Assignment A ::
Rewrite the paragraph of the passage on breast cancer access that begins "Efforts to overcome cultural barriers" as a bulleted list that keeps its main facts.
Assignment B ::
Reproduce the part of the passage on breast cancer access between "Overcoming Barriers to" and "of follow-up care.", inclusive.

Passage provided ::

[Start of section]

Transportation, time off work for extended travel, or lower incomes limit access to breast conservation as well as follow-up screening or diagnostic mammography. Treatment with adjuvant endocrine therapy also may be compromised by travel times.

Overcoming Barriers to Timely Cancer Diagnosis and Treatment Choices

Access to breast cancer screening and other preventive care actions is a multidimensional issue, with input and actions from providers and the population needed to be successful. Equitable cancer screening ought to be a public health priority, especially among medically underserved populations that have higher risk of death and lower likelihood of follow-up care.

In order to improve access to breast cancer trials for AI/AN women, collaboration between academic centers, Tribes, mobile screening units, telemedicine, patient navigators, and providers of radiation therapy is needed [14].

Efforts to overcome cultural barriers to diagnosis and treatment have already been improved through the use of patient navigators who assist AI/AN women through detection, diagnosis, and treatment [16]. Patient navigators help to improve patient compliance and provide assistance with care in complex medical systems. Since 1995, the Native American Cancer Research Corporation has employed and trained patient navigators who have guided over 1000 cancer patients through breast cancer continuum [16]. The consistent use of community health navigators remains a challenge, with wide variability in training, roles and responsibilities, patient load, supervision, and credentials [16]. Standardized and appropriate training and credentialing should be put in place to ensure that the patient navigators and/or community health workers employed by or contracted to healthcare organizations are trained in culturally sensitive communication.

Patient education plays an important role in breast cancer screening adherence and follow-up. A study among Navajo women found that a home-based mammography intervention with culturally sensitive cancer education materials provided hope that steps can be taken to prevent and treat cancer. Results of this study suggest that women’s perceptions may have changed concerning the prevention and treatability of breast cancer [17].

To lower geographic access barriers, deploying imaging centers at convenient locations or launching and staffing mobile mammography units should be considered. Programs to encourage cancer screening, navigation, access to screening, and access to treatment are vital. Services such as the Great Plains Indian Health Service mammography program [18] or the Hopi Cancer Support Service (a Tribal health program that promotes cancer screening among Hopi patients) [19] are model cancer prevention programs that should be expanded.

Healthcare providers should support and improve breast cancer screening and recommend additional screening for women at high risk. Access to genetic testing should also be expanded. Guidelines should be advertised and widely promoted to all communities and populations.

Interactions with land and territory are important and unique aspects of AI/AN cultures. Ideally, healthcare would move away from something that is done to AI/AN communities to something that is generated within these communities.

To address ongoing disparities in breast cancer detection and treatment among AI/AN women, community-based efforts are the best hope. Such efforts could be provided via reservations, municipalities, or virtually. Greater support for mobile mammography to reliably bring screening to underserved and rural communities is urgently needed.

[End of section]

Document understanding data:
[Start of section]

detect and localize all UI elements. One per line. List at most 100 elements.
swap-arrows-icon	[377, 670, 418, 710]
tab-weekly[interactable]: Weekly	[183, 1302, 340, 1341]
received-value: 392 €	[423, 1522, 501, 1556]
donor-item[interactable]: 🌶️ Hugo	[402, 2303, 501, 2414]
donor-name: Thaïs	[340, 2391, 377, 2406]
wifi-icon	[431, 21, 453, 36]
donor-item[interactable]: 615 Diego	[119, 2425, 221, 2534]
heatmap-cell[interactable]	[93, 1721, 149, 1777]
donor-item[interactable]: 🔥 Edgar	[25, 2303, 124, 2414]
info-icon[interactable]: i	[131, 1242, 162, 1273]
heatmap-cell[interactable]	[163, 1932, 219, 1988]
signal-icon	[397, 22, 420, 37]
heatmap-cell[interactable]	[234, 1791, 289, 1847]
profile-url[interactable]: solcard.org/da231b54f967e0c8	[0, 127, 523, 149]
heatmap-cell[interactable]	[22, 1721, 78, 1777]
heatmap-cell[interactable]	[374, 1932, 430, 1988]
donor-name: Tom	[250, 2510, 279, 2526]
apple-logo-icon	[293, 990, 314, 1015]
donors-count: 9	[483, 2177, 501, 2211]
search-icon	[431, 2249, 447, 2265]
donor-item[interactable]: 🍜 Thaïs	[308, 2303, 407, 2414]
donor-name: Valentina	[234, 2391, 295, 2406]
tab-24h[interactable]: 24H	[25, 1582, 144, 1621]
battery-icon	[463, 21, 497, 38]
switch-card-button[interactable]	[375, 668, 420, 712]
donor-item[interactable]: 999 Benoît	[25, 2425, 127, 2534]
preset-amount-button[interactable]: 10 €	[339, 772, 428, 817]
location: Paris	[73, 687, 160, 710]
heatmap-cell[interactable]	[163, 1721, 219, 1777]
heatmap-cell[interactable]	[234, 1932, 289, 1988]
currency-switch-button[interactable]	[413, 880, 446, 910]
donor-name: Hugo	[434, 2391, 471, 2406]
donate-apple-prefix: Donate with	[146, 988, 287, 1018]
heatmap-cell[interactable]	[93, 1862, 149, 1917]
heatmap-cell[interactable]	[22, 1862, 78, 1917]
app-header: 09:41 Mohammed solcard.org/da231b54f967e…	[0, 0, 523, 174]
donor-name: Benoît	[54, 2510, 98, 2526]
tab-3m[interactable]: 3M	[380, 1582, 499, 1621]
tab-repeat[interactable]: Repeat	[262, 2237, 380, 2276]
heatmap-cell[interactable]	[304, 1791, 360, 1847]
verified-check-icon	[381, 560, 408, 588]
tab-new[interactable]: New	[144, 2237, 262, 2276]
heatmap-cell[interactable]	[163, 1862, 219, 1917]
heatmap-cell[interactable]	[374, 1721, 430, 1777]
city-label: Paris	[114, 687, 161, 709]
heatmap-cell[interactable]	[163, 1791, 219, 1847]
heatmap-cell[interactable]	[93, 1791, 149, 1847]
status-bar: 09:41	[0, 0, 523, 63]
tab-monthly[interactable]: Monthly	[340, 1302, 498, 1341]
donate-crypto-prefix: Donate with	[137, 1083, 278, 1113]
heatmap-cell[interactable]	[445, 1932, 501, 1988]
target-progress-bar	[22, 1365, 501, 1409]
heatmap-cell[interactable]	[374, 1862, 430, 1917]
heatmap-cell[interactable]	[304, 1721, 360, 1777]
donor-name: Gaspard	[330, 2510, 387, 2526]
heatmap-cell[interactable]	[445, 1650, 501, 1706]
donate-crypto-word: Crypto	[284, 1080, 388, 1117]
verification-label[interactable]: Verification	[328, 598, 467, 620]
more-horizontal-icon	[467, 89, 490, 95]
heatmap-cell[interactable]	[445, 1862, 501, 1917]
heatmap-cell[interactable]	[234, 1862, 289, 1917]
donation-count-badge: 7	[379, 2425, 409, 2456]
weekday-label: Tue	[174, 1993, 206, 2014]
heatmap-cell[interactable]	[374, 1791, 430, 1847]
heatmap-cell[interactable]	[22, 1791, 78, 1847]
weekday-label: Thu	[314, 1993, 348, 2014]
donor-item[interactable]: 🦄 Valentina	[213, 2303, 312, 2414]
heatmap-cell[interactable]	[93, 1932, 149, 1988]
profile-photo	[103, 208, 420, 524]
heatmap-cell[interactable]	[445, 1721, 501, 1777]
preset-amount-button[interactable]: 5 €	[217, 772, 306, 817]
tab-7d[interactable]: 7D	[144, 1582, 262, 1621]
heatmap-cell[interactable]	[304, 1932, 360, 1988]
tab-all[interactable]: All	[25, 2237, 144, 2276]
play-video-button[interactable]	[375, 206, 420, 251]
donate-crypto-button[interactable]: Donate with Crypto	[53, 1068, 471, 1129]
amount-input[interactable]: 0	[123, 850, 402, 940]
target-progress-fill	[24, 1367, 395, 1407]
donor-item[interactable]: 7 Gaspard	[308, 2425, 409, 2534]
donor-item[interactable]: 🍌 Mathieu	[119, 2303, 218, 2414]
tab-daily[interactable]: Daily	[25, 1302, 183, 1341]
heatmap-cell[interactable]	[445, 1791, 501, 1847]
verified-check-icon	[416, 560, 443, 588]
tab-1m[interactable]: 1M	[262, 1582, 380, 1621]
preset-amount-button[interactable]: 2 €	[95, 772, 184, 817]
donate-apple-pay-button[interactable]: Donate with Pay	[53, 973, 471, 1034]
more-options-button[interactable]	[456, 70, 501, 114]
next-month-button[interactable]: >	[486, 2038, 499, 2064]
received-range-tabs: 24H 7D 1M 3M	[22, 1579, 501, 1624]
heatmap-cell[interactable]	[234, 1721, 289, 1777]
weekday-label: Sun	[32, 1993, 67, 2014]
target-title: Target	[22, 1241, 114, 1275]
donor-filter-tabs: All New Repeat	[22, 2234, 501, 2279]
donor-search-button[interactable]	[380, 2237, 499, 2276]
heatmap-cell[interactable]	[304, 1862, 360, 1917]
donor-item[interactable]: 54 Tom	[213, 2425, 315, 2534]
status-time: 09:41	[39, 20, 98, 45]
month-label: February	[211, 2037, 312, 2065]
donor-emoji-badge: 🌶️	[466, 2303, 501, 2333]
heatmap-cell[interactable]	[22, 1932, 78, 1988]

[End of section]

Written solution A ::
- Patient navigators, who assist AI/AN women through detection, diagnosis, and treatment, have already improved efforts to overcome cultural barriers.
- Navigators help improve patient compliance and provide assistance with care in complex medical systems.
- Since 1995, the Native American Cancer Research Corporation has employed and trained navigators who have guided over 1000 cancer patients through the breast cancer continuum.
- Consistent use of community health navigators remains a challenge because training, roles and responsibilities, patient load, supervision, and credentials vary widely.
- Standardized and appropriate training and credentialing should ensure that navigators and community health workers employed by or contracted to healthcare organizations are trained in culturally sensitive communication.

Written solution B ::
Overcoming Barriers to Timely Cancer Diagnosis and Treatment Choices

Access to breast cancer screening and other preventive care actions is a multidimensional issue, with input and actions from providers and the population needed to be successful. Equitable cancer screening ought to be a public health priority, especially among medically underserved populations that have higher risk of death and lower likelihood of follow-up care.